▸ Job
Tell how many lines in the data below include the word "this". The answer is the number only.

▸ Entries supplied
|---|
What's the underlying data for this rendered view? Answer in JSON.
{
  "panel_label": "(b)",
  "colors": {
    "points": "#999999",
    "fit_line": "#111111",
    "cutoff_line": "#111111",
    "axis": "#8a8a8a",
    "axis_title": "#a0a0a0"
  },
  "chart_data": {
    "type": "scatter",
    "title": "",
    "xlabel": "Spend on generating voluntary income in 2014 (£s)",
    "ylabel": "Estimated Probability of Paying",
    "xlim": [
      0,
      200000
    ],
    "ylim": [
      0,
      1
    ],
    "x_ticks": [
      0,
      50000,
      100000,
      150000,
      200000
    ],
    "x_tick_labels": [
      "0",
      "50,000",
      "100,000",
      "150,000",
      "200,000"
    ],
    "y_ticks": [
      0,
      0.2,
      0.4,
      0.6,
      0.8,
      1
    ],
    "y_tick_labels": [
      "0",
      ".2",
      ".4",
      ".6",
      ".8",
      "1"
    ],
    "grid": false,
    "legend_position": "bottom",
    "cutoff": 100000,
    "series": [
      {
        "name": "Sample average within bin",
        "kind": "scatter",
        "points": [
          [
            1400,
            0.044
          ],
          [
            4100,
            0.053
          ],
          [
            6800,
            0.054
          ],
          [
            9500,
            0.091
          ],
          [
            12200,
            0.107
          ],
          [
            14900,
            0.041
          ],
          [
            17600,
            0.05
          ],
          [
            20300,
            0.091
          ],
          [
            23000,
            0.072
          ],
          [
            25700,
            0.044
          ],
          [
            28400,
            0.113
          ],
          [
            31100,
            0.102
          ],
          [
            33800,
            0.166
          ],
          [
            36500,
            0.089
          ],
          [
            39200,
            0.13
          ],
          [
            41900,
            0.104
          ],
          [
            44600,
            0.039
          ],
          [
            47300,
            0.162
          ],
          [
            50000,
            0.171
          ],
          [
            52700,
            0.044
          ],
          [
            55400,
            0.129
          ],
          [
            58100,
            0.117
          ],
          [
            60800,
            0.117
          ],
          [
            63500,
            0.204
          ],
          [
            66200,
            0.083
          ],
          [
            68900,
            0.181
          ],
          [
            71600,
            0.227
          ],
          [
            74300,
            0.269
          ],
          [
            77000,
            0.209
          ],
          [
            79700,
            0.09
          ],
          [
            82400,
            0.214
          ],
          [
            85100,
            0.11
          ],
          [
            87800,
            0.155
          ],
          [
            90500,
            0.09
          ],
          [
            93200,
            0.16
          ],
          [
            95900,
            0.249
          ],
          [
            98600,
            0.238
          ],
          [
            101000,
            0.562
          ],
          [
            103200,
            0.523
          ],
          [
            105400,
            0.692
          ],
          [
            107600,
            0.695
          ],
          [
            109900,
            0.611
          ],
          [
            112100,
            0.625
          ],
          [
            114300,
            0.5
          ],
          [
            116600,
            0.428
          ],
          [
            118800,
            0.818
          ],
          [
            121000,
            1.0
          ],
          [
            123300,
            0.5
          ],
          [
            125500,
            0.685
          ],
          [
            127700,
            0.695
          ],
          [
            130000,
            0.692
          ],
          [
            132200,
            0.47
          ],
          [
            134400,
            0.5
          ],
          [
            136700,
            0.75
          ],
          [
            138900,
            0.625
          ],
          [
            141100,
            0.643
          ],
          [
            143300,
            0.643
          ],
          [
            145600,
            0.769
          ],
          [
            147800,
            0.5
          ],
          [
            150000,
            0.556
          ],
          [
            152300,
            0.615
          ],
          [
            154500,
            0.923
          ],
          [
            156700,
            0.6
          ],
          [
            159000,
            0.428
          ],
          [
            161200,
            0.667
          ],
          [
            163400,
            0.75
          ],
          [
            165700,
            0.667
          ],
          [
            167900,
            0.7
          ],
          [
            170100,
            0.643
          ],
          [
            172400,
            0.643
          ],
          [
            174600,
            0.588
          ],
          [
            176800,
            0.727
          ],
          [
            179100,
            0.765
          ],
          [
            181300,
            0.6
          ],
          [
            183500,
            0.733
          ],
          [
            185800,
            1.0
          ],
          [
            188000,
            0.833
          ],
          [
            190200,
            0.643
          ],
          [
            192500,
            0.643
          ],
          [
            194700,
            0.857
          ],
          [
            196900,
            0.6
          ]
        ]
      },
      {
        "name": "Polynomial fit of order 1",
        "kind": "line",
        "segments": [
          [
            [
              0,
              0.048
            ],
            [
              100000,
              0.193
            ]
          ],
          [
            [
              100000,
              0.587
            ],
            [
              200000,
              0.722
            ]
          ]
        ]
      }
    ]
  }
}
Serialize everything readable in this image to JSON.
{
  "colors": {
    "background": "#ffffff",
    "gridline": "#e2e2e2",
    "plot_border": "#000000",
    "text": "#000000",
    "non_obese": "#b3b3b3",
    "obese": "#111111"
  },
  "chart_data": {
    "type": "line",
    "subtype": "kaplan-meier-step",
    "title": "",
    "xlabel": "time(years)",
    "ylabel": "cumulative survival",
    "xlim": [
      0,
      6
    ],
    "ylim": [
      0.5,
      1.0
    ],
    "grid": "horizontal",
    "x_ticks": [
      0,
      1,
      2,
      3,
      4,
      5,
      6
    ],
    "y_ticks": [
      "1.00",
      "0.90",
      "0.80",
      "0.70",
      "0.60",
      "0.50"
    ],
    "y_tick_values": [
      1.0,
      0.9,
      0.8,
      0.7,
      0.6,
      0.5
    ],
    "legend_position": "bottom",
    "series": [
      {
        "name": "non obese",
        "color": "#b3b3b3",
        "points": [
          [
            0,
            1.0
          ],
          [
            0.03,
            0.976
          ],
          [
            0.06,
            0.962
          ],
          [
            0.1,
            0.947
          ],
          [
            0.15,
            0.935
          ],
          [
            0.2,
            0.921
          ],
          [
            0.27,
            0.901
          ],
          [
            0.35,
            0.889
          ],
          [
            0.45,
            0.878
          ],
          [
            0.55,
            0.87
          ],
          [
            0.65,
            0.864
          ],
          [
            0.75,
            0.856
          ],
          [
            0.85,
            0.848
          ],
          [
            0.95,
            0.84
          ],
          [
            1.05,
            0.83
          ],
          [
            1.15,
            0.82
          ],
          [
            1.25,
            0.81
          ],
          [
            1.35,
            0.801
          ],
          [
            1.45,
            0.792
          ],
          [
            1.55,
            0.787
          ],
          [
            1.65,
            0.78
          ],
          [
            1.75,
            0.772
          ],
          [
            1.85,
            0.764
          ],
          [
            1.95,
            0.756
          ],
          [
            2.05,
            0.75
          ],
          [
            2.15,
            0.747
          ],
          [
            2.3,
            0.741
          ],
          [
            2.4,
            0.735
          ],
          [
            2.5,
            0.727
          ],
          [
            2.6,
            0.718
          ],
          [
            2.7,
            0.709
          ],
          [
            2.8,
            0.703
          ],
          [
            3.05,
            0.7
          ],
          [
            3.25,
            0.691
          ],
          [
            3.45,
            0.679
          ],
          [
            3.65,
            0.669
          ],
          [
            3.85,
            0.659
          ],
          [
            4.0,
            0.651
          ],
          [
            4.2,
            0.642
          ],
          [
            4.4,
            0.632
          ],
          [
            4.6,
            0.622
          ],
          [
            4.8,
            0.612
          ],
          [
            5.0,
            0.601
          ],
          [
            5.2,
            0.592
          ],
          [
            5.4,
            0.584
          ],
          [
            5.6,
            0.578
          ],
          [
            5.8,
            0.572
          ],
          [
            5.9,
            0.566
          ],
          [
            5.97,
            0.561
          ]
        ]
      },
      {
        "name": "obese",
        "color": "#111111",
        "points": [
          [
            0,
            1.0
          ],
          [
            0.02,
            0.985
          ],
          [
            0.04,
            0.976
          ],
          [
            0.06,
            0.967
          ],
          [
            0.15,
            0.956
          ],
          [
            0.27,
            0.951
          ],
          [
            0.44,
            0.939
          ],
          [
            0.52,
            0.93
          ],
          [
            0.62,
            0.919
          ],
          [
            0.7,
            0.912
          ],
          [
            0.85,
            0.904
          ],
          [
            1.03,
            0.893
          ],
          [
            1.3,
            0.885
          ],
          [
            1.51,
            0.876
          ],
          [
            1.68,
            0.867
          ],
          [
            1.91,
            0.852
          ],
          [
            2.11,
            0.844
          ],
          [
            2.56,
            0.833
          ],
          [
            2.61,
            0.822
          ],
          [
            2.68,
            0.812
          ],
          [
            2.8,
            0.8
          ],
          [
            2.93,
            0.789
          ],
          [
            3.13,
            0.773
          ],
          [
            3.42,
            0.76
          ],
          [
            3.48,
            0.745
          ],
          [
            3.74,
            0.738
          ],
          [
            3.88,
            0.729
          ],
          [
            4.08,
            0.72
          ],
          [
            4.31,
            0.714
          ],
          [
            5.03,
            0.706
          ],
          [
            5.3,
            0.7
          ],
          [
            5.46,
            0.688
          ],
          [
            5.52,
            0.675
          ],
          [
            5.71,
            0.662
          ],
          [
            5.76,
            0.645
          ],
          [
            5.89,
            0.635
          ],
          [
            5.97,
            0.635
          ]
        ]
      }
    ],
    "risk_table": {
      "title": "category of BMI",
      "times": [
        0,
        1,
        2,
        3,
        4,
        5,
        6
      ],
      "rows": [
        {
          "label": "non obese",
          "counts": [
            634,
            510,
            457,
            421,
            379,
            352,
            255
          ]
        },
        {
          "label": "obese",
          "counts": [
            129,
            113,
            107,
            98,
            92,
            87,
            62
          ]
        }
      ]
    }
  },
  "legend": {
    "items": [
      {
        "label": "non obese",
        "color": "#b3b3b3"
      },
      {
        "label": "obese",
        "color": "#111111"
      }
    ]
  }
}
|---|
▸ Task response
2